Recorded data.
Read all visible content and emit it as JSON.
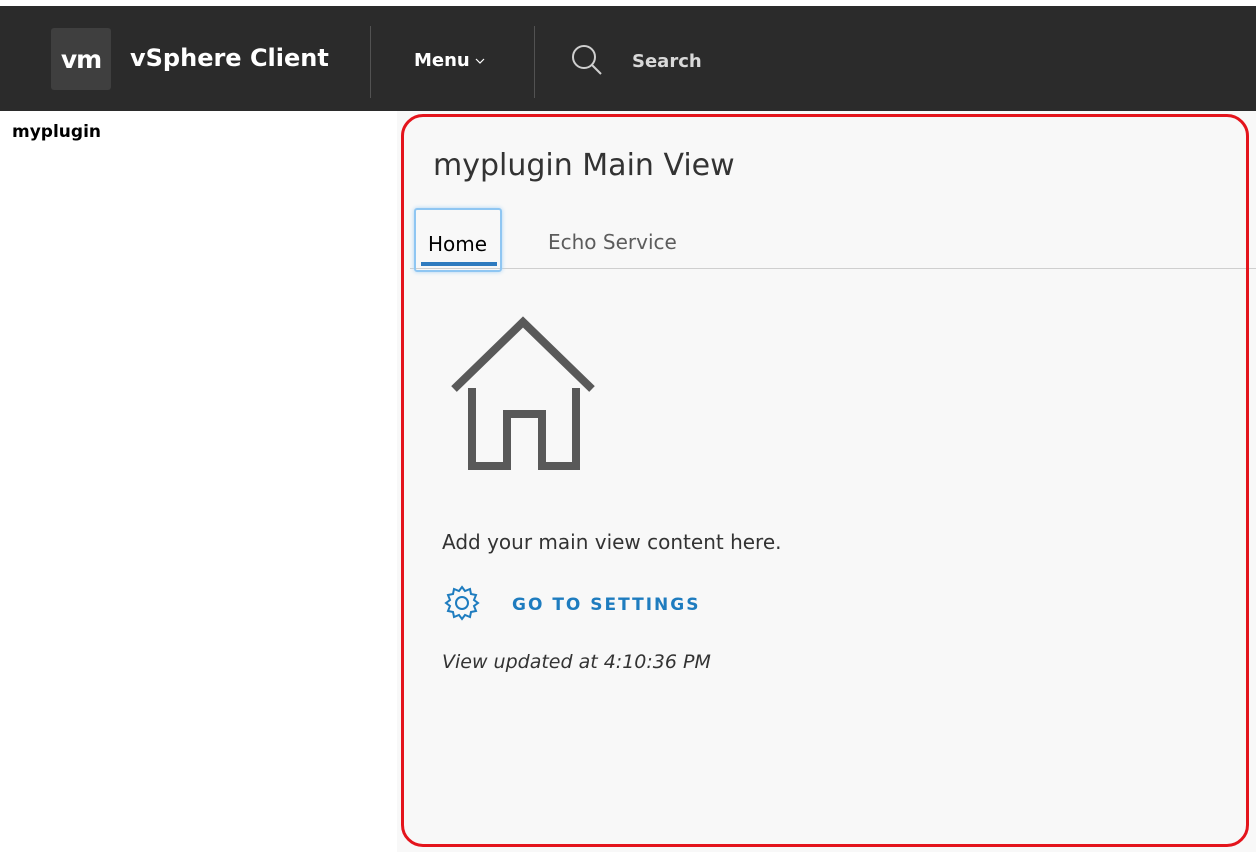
{
  "header": {
    "logo_text": "vm",
    "app_title": "vSphere Client",
    "menu_label": "Menu",
    "search_label": "Search",
    "background_color": "#2b2b2b"
  },
  "nav": {
    "title": "myplugin"
  },
  "main": {
    "title": "myplugin Main View",
    "tabs": [
      {
        "label": "Home",
        "selected": true
      },
      {
        "label": "Echo Service",
        "selected": false
      }
    ],
    "content_text": "Add your main view content here.",
    "settings_link_label": "GO TO SETTINGS",
    "updated_text": "View updated at 4:10:36 PM",
    "home_icon": "home-icon",
    "settings_icon": "gear-icon"
  },
  "colors": {
    "accent": "#1e7cbf",
    "tab_underline": "#2f7bbf",
    "highlight": "#e4141c"
  }
}
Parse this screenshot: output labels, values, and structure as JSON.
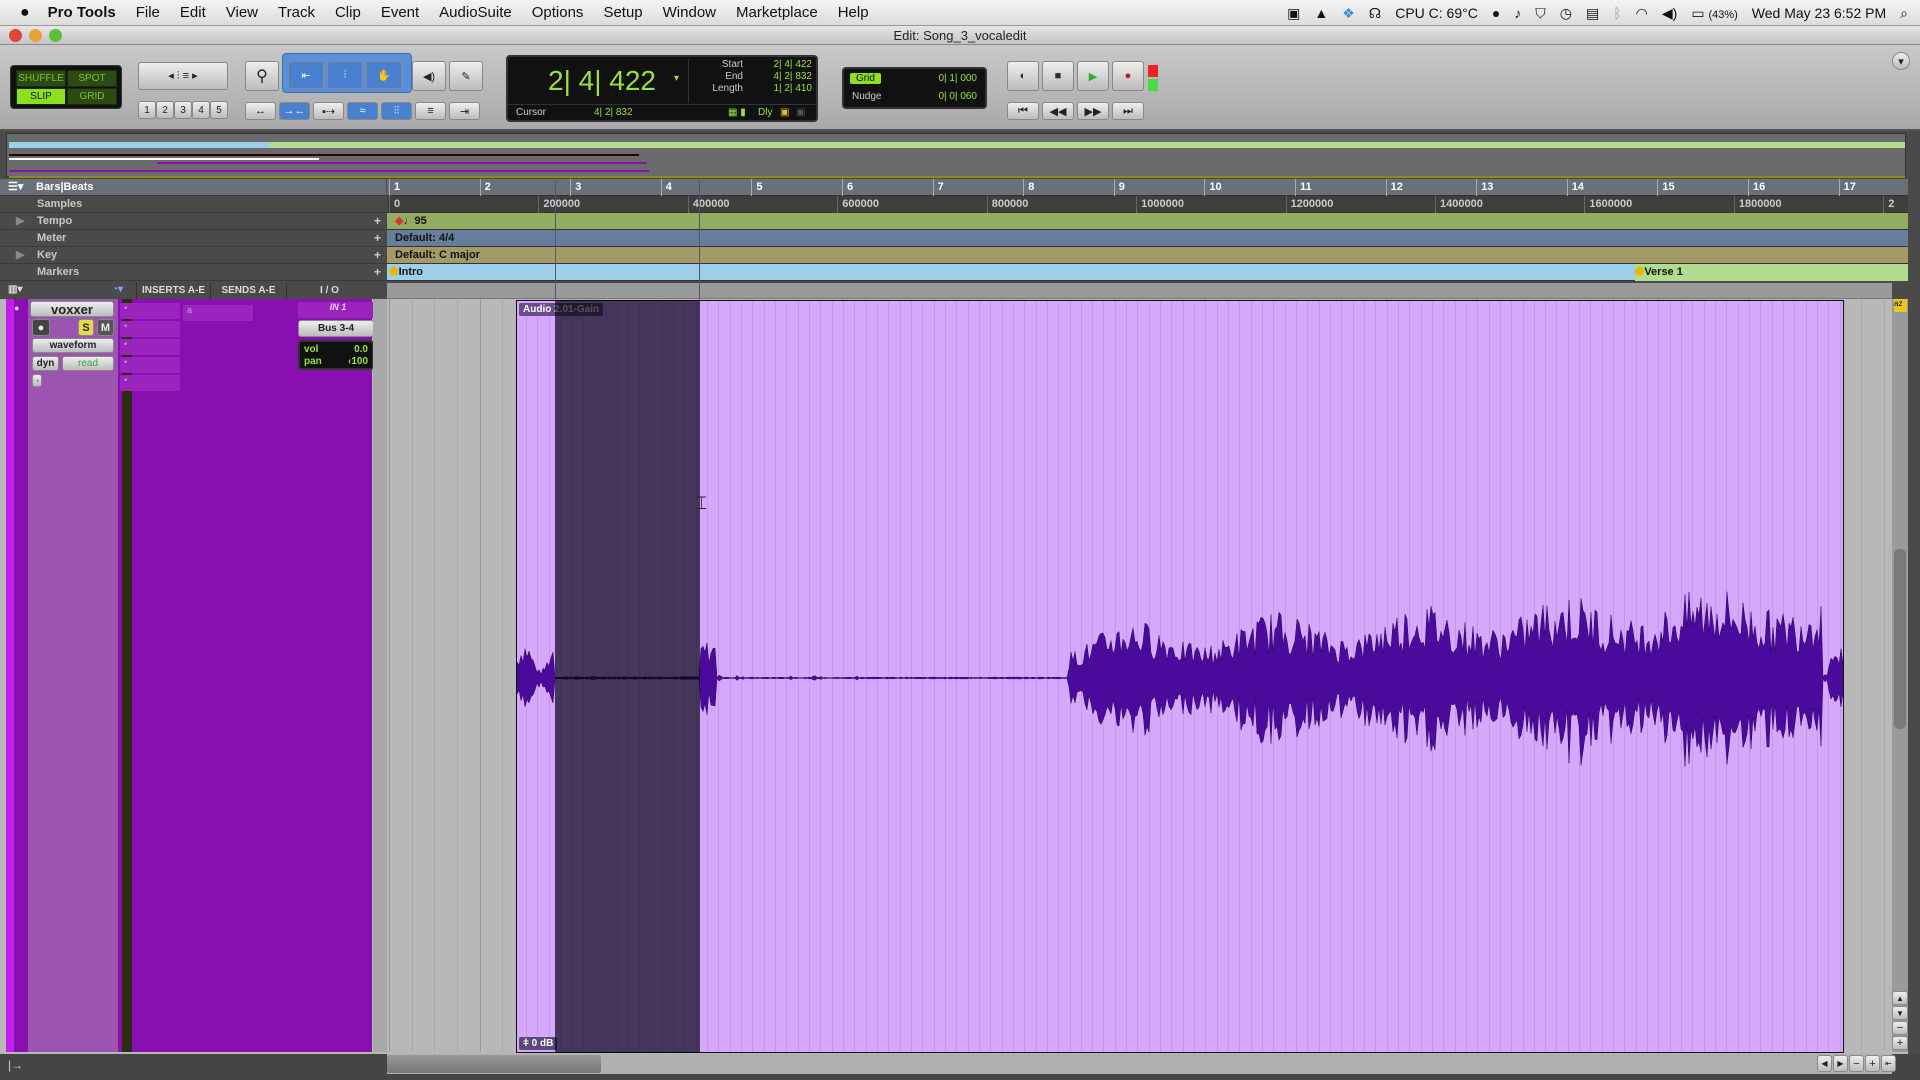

What is asked. In your copy of the records, include no pictures; repeat everything else exactly.

Task response.
Read all visible content and emit it as JSON.
{
  "header": {
    "logo_text": "vm",
    "app_title": "vSphere Client",
    "menu_label": "Menu",
    "search_label": "Search",
    "background_color": "#2b2b2b"
  },
  "nav": {
    "title": "myplugin"
  },
  "main": {
    "title": "myplugin Main View",
    "tabs": [
      {
        "label": "Home",
        "selected": true
      },
      {
        "label": "Echo Service",
        "selected": false
      }
    ],
    "content_text": "Add your main view content here.",
    "settings_link_label": "GO TO SETTINGS",
    "updated_text": "View updated at 4:10:36 PM",
    "home_icon": "home-icon",
    "settings_icon": "gear-icon"
  },
  "colors": {
    "accent": "#1e7cbf",
    "tab_underline": "#2f7bbf",
    "highlight": "#e4141c"
  }
}
Parse this screenshot: output labels, values, and structure as JSON.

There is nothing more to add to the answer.